— start —

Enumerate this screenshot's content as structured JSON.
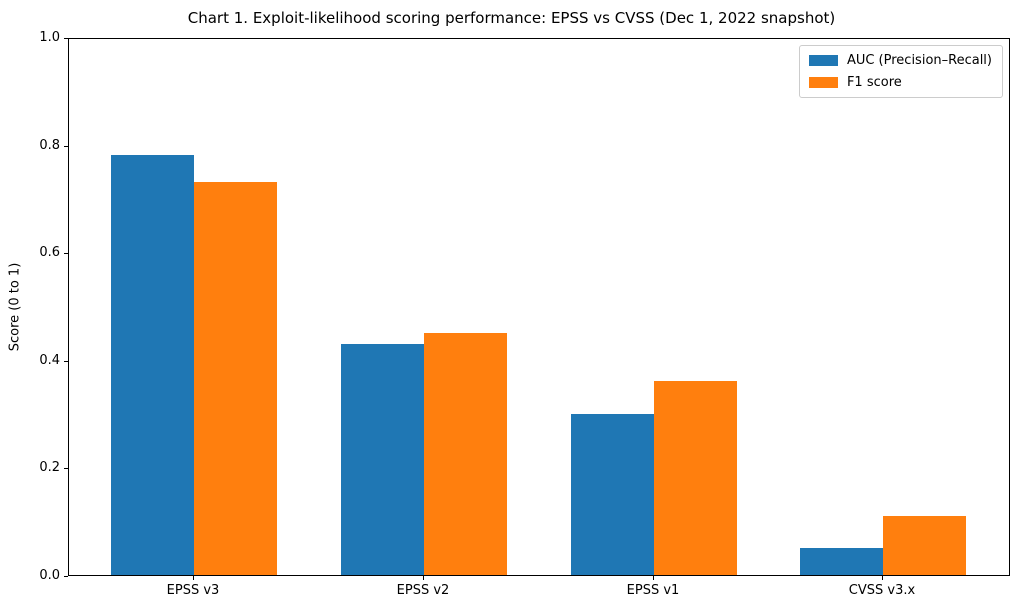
{
  "chart_data": {
    "type": "bar",
    "title": "Chart 1. Exploit-likelihood scoring performance: EPSS vs CVSS (Dec 1, 2022 snapshot)",
    "xlabel": "",
    "ylabel": "Score (0 to 1)",
    "ylim": [
      0,
      1.0
    ],
    "ytick_labels": [
      "0.0",
      "0.2",
      "0.4",
      "0.6",
      "0.8",
      "1.0"
    ],
    "categories": [
      "EPSS v3",
      "EPSS v2",
      "EPSS v1",
      "CVSS v3.x"
    ],
    "series": [
      {
        "name": "AUC (Precision–Recall)",
        "key": "auc-precision-recall",
        "color": "#1f77b4",
        "values": [
          0.78,
          0.43,
          0.3,
          0.05
        ]
      },
      {
        "name": "F1 score",
        "key": "f1-score",
        "color": "#ff7f0e",
        "values": [
          0.73,
          0.45,
          0.36,
          0.11
        ]
      }
    ],
    "legend_position": "upper right",
    "grid": false
  }
}
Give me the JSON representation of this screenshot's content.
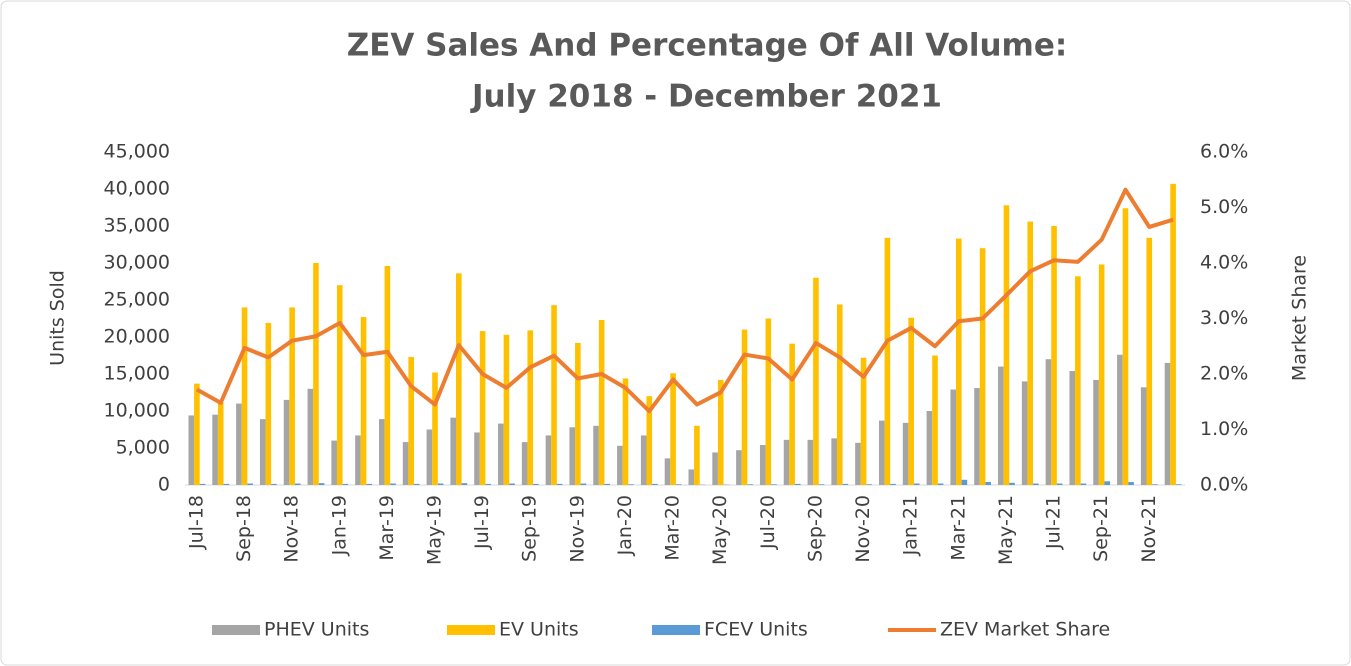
{
  "chart_data": {
    "type": "bar",
    "title": [
      "ZEV Sales And Percentage Of All Volume:",
      "July 2018 - December 2021"
    ],
    "ylabel": "Units Sold",
    "y2label": "Market Share",
    "categories": [
      "Jul-18",
      null,
      "Sep-18",
      null,
      "Nov-18",
      null,
      "Jan-19",
      null,
      "Mar-19",
      null,
      "May-19",
      null,
      "Jul-19",
      null,
      "Sep-19",
      null,
      "Nov-19",
      null,
      "Jan-20",
      null,
      "Mar-20",
      null,
      "May-20",
      null,
      "Jul-20",
      null,
      "Sep-20",
      null,
      "Nov-20",
      null,
      "Jan-21",
      null,
      "Mar-21",
      null,
      "May-21",
      null,
      "Jul-21",
      null,
      "Sep-21",
      null,
      "Nov-21",
      null
    ],
    "series": [
      {
        "name": "PHEV Units",
        "color": "#a5a5a5",
        "type": "bar",
        "values": [
          9400,
          9500,
          11000,
          8900,
          11500,
          13000,
          6000,
          6700,
          8900,
          5800,
          7500,
          9100,
          7100,
          8300,
          5800,
          6700,
          7800,
          8000,
          5300,
          6700,
          3600,
          2100,
          4400,
          4700,
          5400,
          6100,
          6100,
          6300,
          5700,
          8700,
          8400,
          10000,
          12900,
          13100,
          16000,
          14000,
          17000,
          15400,
          14200,
          17600,
          13200,
          16500
        ]
      },
      {
        "name": "EV Units",
        "color": "#ffc000",
        "type": "bar",
        "values": [
          13700,
          11200,
          24000,
          21900,
          24000,
          30000,
          27000,
          22700,
          29600,
          17300,
          15200,
          28600,
          20800,
          20300,
          20900,
          24300,
          19200,
          22300,
          14400,
          12000,
          15100,
          8000,
          14200,
          21000,
          22500,
          19100,
          28000,
          24400,
          17200,
          33400,
          22600,
          17500,
          33300,
          32000,
          37800,
          35600,
          35000,
          28200,
          29800,
          37400,
          33400,
          40700
        ]
      },
      {
        "name": "FCEV Units",
        "color": "#5b9bd5",
        "type": "bar",
        "values": [
          150,
          150,
          200,
          150,
          200,
          250,
          150,
          150,
          200,
          150,
          200,
          250,
          150,
          200,
          150,
          150,
          200,
          150,
          100,
          150,
          100,
          50,
          50,
          100,
          100,
          150,
          100,
          150,
          100,
          150,
          200,
          200,
          700,
          400,
          300,
          200,
          200,
          200,
          500,
          400,
          100,
          100
        ]
      },
      {
        "name": "ZEV Market Share",
        "color": "#ed7d31",
        "type": "line",
        "axis": "y2",
        "values": [
          1.72,
          1.48,
          2.47,
          2.3,
          2.6,
          2.68,
          2.92,
          2.34,
          2.4,
          1.78,
          1.45,
          2.52,
          2.0,
          1.75,
          2.12,
          2.33,
          1.92,
          2.0,
          1.75,
          1.33,
          1.9,
          1.45,
          1.67,
          2.35,
          2.28,
          1.9,
          2.56,
          2.3,
          1.95,
          2.6,
          2.83,
          2.5,
          2.95,
          3.0,
          3.42,
          3.85,
          4.05,
          4.02,
          4.42,
          5.32,
          4.65,
          4.78
        ]
      }
    ],
    "ylim": [
      0,
      45000
    ],
    "yticks": [
      0,
      {
        "value": 5000,
        "label": "5,000"
      },
      {
        "value": 10000,
        "label": "10,000"
      },
      {
        "value": 15000,
        "label": "15,000"
      },
      {
        "value": 20000,
        "label": "20,000"
      },
      {
        "value": 25000,
        "label": "25,000"
      },
      {
        "value": 30000,
        "label": "30,000"
      },
      {
        "value": 35000,
        "label": "35,000"
      },
      {
        "value": 40000,
        "label": "40,000"
      },
      {
        "value": 45000,
        "label": "45,000"
      }
    ],
    "y2lim": [
      0,
      6
    ],
    "y2ticks": [
      {
        "value": 0,
        "label": "0.0%"
      },
      {
        "value": 1,
        "label": "1.0%"
      },
      {
        "value": 2,
        "label": "2.0%"
      },
      {
        "value": 3,
        "label": "3.0%"
      },
      {
        "value": 4,
        "label": "4.0%"
      },
      {
        "value": 5,
        "label": "5.0%"
      },
      {
        "value": 6,
        "label": "6.0%"
      }
    ],
    "legend": "bottom"
  }
}
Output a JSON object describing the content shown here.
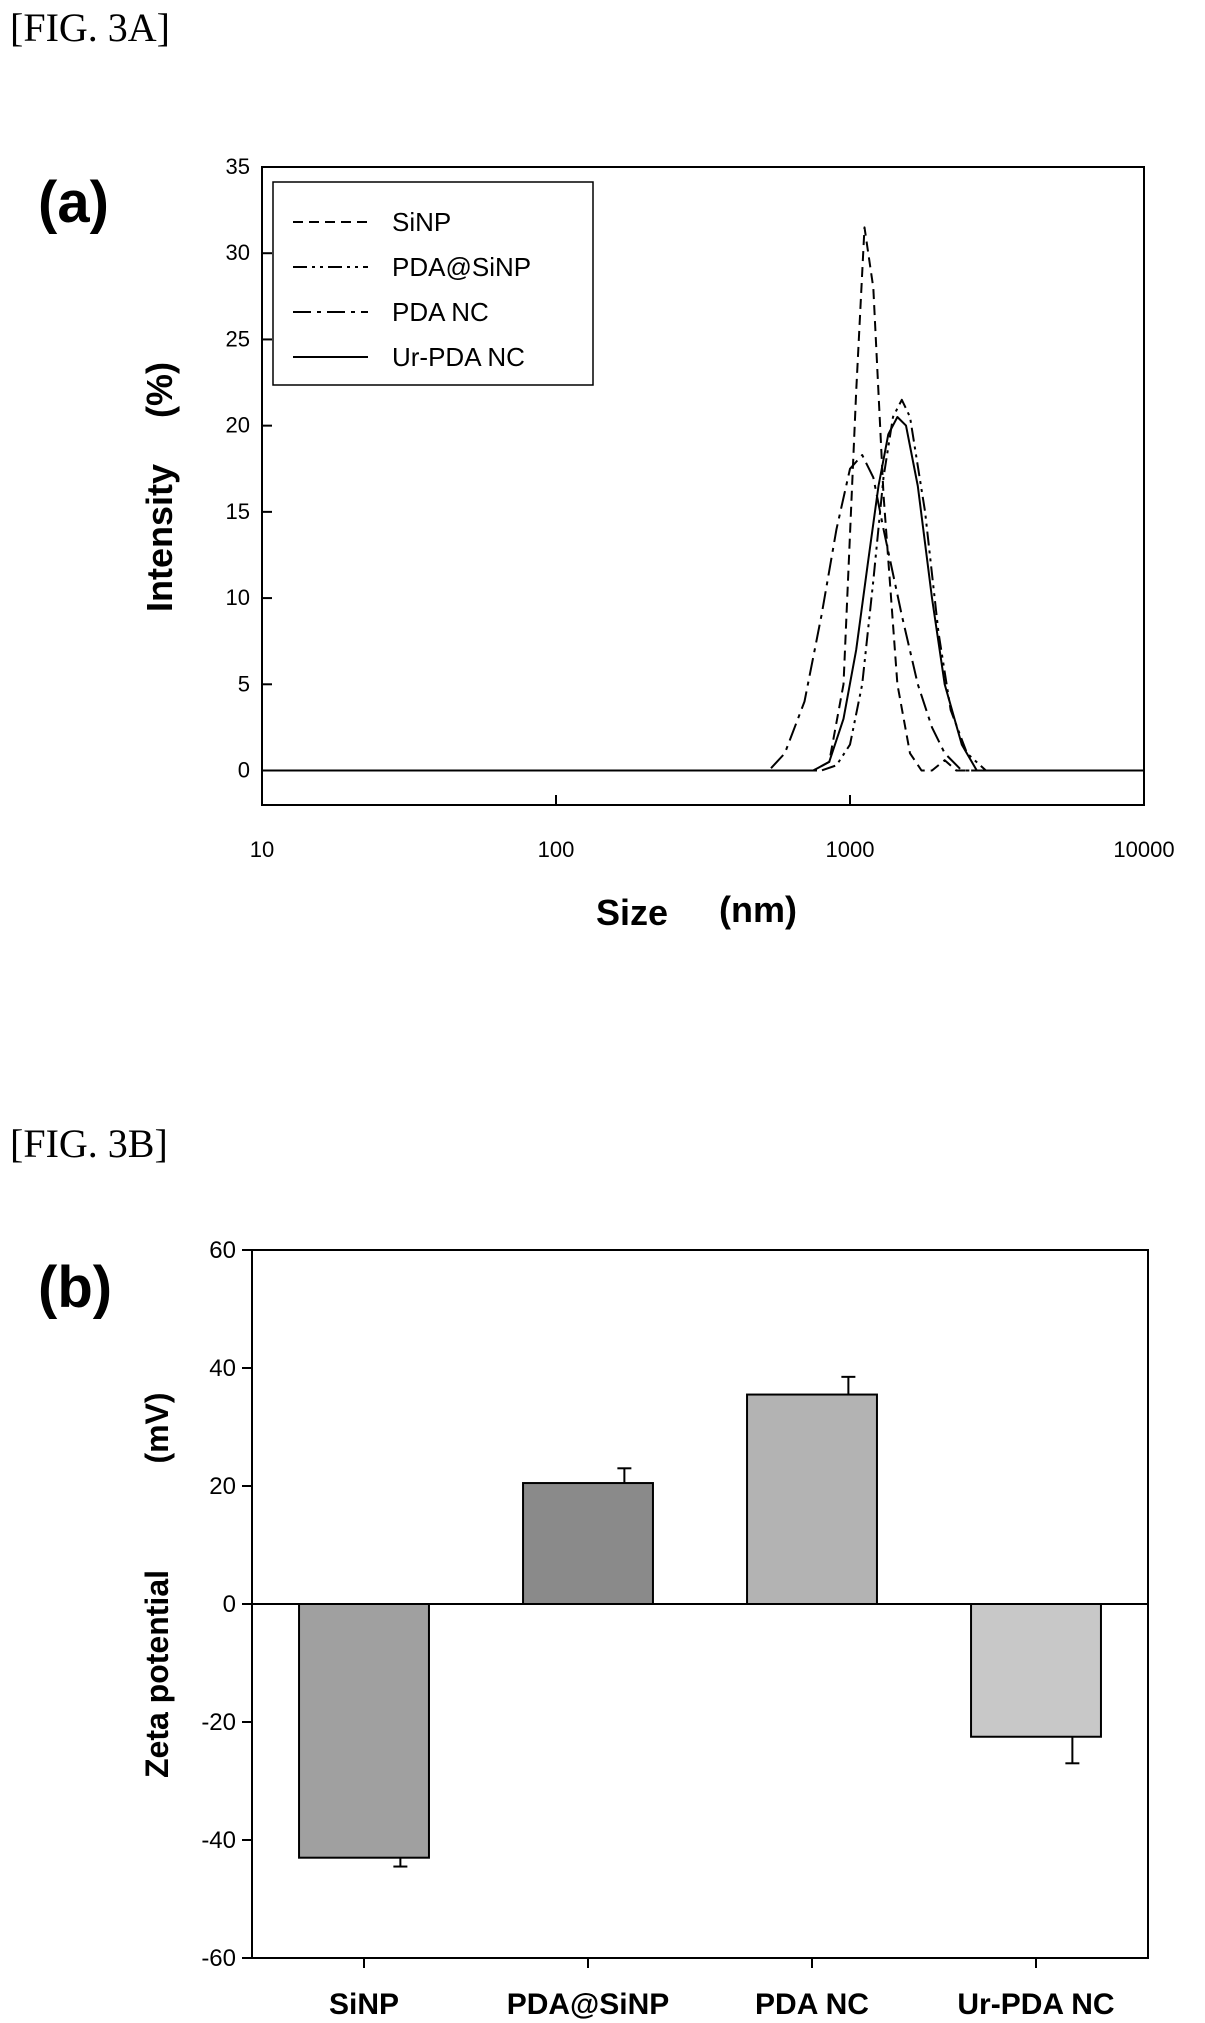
{
  "figure_labels": {
    "fig_3a": "[FIG. 3A]",
    "fig_3b": "[FIG. 3B]"
  },
  "chart_data": [
    {
      "type": "line",
      "panel_label": "(a)",
      "xlabel": "Size",
      "xlabel_unit": "(nm)",
      "ylabel": "Intensity",
      "ylabel_unit": "(%)",
      "x_scale": "log",
      "xlim": [
        10,
        10000
      ],
      "ylim": [
        -2,
        35
      ],
      "x_ticks": [
        10,
        100,
        1000,
        10000
      ],
      "x_tick_labels": [
        "10",
        "100",
        "1000",
        "10000"
      ],
      "y_ticks": [
        0,
        5,
        10,
        15,
        20,
        25,
        30,
        35
      ],
      "y_tick_labels": [
        "0",
        "5",
        "10",
        "15",
        "20",
        "25",
        "30",
        "35"
      ],
      "grid": false,
      "legend_position": "top-left",
      "series": [
        {
          "name": "SiNP",
          "dash": "dashed",
          "x": [
            10,
            600,
            750,
            850,
            950,
            1050,
            1120,
            1200,
            1300,
            1450,
            1600,
            1750,
            1900,
            2100,
            2300,
            2600,
            10000
          ],
          "y": [
            0,
            0,
            0,
            0.5,
            5,
            22,
            31.5,
            28,
            16,
            5,
            1,
            0,
            0,
            0.6,
            0,
            0,
            0
          ]
        },
        {
          "name": "PDA@SiNP",
          "dash": "dash-dot-dot",
          "x": [
            10,
            700,
            800,
            900,
            1000,
            1100,
            1200,
            1300,
            1400,
            1500,
            1600,
            1800,
            2000,
            2200,
            2500,
            2900,
            10000
          ],
          "y": [
            0,
            0,
            0,
            0.3,
            1.5,
            5,
            11,
            17,
            20.5,
            21.5,
            20.5,
            15,
            8,
            3.5,
            1,
            0,
            0
          ]
        },
        {
          "name": "PDA NC",
          "dash": "dash-dot",
          "x": [
            10,
            530,
            600,
            700,
            800,
            900,
            1000,
            1100,
            1200,
            1300,
            1500,
            1700,
            1900,
            2100,
            2400,
            10000
          ],
          "y": [
            0,
            0,
            1,
            4,
            9,
            14,
            17.5,
            18.3,
            17,
            14,
            9,
            5,
            2.5,
            1,
            0,
            0
          ]
        },
        {
          "name": "Ur-PDA NC",
          "dash": "solid",
          "x": [
            10,
            650,
            750,
            850,
            950,
            1050,
            1150,
            1250,
            1350,
            1450,
            1550,
            1700,
            1900,
            2100,
            2400,
            2700,
            10000
          ],
          "y": [
            0,
            0,
            0,
            0.5,
            3,
            7,
            12,
            16.5,
            19.5,
            20.5,
            20,
            16.5,
            10,
            5,
            1.5,
            0,
            0
          ]
        }
      ]
    },
    {
      "type": "bar",
      "panel_label": "(b)",
      "xlabel": "",
      "ylabel": "Zeta potential",
      "ylabel_unit": "(mV)",
      "ylim": [
        -60,
        60
      ],
      "y_ticks": [
        -60,
        -40,
        -20,
        0,
        20,
        40,
        60
      ],
      "y_tick_labels": [
        "-60",
        "-40",
        "-20",
        "0",
        "20",
        "40",
        "60"
      ],
      "grid": false,
      "categories": [
        "SiNP",
        "PDA@SiNP",
        "PDA NC",
        "Ur-PDA NC"
      ],
      "values": [
        -43,
        20.5,
        35.5,
        -22.5
      ],
      "errors": [
        1.5,
        2.5,
        3.0,
        4.5
      ],
      "bar_colors": [
        "#a0a0a0",
        "#8a8a8a",
        "#b3b3b3",
        "#c8c8c8"
      ]
    }
  ]
}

— end —

• _WHAT IS REQUIRED_
Copy out every line where the word "CVSS" occurs.

• _RESPONSE TO THE EXERCISE_
    "title": "Chart 1. Exploit-likelihood scoring performance: EPSS vs CVSS (Dec 1, 2022 snapshot)",
      "CVSS v3.x"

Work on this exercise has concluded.